[begin MATERIAL SUPPLIED]

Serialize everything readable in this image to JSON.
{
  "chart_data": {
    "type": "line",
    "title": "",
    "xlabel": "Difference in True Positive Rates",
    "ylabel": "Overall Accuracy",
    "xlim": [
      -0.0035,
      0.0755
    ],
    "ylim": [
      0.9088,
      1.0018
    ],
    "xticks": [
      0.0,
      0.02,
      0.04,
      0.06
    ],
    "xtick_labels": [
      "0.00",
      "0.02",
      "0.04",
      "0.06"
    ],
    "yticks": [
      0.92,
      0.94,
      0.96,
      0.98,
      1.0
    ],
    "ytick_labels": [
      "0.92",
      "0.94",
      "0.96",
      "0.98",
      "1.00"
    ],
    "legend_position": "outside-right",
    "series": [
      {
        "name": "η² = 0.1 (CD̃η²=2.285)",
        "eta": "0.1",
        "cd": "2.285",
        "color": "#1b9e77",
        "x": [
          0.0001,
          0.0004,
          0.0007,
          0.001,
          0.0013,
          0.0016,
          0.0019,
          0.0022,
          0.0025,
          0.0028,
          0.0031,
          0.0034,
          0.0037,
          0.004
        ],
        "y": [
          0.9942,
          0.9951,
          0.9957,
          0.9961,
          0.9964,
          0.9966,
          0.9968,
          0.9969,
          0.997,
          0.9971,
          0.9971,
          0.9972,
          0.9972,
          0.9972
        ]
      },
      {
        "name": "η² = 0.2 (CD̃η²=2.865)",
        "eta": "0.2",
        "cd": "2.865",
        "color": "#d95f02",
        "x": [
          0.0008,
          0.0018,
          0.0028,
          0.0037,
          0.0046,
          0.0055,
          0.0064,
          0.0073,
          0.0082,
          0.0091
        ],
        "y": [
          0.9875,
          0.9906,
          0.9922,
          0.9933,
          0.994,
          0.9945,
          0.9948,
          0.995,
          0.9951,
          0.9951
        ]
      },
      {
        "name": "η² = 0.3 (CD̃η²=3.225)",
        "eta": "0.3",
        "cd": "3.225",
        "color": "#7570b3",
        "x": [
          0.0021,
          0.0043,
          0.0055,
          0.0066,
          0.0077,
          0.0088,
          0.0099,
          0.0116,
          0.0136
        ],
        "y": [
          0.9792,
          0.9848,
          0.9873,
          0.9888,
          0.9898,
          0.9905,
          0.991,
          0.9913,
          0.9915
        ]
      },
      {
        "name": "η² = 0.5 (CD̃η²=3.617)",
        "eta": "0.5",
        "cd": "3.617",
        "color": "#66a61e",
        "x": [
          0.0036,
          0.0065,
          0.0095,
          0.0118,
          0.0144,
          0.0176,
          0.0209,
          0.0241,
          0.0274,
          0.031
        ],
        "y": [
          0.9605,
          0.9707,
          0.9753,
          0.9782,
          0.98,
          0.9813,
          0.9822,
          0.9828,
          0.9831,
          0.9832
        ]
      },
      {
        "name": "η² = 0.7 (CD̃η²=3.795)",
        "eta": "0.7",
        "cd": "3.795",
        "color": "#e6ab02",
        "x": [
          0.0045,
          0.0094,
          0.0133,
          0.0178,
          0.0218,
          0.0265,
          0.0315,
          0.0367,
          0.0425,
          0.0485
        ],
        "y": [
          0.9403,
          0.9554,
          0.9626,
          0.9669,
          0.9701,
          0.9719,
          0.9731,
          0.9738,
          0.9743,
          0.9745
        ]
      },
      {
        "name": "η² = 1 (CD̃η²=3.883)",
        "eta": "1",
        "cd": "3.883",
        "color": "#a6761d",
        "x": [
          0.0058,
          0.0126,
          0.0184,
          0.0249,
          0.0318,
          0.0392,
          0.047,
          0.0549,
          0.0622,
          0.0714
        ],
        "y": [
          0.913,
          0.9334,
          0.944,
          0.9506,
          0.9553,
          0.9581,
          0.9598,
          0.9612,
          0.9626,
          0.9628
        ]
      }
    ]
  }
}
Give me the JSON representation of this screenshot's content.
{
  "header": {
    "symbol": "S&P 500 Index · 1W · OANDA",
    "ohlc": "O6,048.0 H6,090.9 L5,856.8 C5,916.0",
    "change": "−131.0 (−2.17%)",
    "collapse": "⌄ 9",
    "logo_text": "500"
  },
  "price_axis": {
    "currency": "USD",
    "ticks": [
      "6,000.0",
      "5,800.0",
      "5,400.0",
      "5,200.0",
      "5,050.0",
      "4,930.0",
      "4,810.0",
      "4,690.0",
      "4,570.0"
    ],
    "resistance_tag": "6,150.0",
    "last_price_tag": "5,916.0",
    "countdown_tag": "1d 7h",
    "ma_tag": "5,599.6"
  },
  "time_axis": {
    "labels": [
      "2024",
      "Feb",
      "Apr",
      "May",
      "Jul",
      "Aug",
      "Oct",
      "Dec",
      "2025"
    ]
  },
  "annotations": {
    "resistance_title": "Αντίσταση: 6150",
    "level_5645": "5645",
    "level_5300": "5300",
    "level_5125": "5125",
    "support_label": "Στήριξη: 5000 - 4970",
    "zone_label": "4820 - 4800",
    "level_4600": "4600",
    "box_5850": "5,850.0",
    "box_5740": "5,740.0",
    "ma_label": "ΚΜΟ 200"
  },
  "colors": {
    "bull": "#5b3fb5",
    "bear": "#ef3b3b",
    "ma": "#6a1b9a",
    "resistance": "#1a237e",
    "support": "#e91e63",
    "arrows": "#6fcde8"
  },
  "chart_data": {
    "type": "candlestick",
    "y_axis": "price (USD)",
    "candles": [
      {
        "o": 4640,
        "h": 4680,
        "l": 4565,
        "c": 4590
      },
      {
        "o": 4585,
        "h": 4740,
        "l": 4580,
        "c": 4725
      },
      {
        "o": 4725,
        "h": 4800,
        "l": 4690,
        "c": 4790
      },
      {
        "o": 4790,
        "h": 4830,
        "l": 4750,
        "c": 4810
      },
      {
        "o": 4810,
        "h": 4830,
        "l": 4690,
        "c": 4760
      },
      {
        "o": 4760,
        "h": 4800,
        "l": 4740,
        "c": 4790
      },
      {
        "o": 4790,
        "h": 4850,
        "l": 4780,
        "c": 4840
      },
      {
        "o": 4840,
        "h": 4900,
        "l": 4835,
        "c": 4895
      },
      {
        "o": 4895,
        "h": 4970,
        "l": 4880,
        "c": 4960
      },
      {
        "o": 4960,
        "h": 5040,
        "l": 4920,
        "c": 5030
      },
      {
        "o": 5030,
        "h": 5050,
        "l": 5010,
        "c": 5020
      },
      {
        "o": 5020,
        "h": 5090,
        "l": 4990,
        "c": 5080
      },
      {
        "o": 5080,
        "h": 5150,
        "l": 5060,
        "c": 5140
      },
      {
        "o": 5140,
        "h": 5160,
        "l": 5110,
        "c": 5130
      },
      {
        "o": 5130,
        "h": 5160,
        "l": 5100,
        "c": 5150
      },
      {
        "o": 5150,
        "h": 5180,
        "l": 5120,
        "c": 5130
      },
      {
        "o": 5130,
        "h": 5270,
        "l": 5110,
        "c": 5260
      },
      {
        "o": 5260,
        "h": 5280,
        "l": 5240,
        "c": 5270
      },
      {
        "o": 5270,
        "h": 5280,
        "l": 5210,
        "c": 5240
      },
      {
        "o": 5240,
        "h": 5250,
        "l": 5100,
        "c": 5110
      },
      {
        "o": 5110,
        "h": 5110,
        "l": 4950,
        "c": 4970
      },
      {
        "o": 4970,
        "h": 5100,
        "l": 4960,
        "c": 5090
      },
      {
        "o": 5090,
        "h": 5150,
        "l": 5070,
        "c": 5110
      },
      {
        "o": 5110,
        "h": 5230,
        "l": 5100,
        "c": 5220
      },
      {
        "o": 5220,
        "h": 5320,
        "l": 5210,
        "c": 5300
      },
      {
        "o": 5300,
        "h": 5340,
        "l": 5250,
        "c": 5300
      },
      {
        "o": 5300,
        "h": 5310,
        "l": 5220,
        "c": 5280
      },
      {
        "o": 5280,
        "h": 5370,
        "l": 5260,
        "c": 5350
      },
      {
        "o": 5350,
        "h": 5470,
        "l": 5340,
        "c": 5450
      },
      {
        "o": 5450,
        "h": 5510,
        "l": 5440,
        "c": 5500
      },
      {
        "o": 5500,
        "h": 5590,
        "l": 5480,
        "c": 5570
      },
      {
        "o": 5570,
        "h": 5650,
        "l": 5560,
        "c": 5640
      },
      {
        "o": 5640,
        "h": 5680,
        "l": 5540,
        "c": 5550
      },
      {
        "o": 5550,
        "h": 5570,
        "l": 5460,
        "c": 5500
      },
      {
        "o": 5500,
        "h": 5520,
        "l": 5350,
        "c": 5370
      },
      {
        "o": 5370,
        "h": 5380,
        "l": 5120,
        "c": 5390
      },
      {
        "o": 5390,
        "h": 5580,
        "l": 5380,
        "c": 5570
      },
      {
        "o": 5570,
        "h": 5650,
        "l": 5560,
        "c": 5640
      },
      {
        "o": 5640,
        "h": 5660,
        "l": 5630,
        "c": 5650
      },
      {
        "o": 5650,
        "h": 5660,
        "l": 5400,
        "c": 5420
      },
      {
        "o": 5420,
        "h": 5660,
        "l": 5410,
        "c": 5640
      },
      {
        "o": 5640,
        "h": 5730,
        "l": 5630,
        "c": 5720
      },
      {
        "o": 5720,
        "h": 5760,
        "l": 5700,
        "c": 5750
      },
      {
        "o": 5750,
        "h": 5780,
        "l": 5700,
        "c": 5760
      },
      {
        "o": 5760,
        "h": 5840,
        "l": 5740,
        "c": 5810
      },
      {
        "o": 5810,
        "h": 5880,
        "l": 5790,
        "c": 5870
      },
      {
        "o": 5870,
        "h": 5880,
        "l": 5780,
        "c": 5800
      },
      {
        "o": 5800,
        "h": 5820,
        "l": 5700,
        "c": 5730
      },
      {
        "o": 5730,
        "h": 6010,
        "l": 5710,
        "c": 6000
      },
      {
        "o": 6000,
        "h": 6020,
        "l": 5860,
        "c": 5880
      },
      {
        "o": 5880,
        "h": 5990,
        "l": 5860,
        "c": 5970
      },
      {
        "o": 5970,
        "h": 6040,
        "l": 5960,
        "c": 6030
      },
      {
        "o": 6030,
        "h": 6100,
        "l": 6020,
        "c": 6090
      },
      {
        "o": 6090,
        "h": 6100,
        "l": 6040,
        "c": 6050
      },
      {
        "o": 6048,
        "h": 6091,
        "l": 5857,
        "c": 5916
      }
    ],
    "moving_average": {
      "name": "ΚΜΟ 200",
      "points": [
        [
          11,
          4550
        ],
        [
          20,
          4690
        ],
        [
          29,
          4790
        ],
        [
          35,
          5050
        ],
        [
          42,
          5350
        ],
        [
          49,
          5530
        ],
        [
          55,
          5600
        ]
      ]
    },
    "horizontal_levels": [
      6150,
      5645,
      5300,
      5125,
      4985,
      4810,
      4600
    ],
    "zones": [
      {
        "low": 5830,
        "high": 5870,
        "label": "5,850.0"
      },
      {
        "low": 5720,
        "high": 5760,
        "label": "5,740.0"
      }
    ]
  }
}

[end MATERIAL SUPPLIED]

[STATED TASK]
Where a line of the records above holds the word "name", copy that line.

[ANSWER BELOW]
        "name": "η² = 0.1 (CD̃η²=2.285)",
        "name": "η² = 0.2 (CD̃η²=2.865)",
        "name": "η² = 0.3 (CD̃η²=3.225)",
        "name": "η² = 0.5 (CD̃η²=3.617)",
        "name": "η² = 0.7 (CD̃η²=3.795)",
        "name": "η² = 1 (CD̃η²=3.883)",
      "name": "ΚΜΟ 200",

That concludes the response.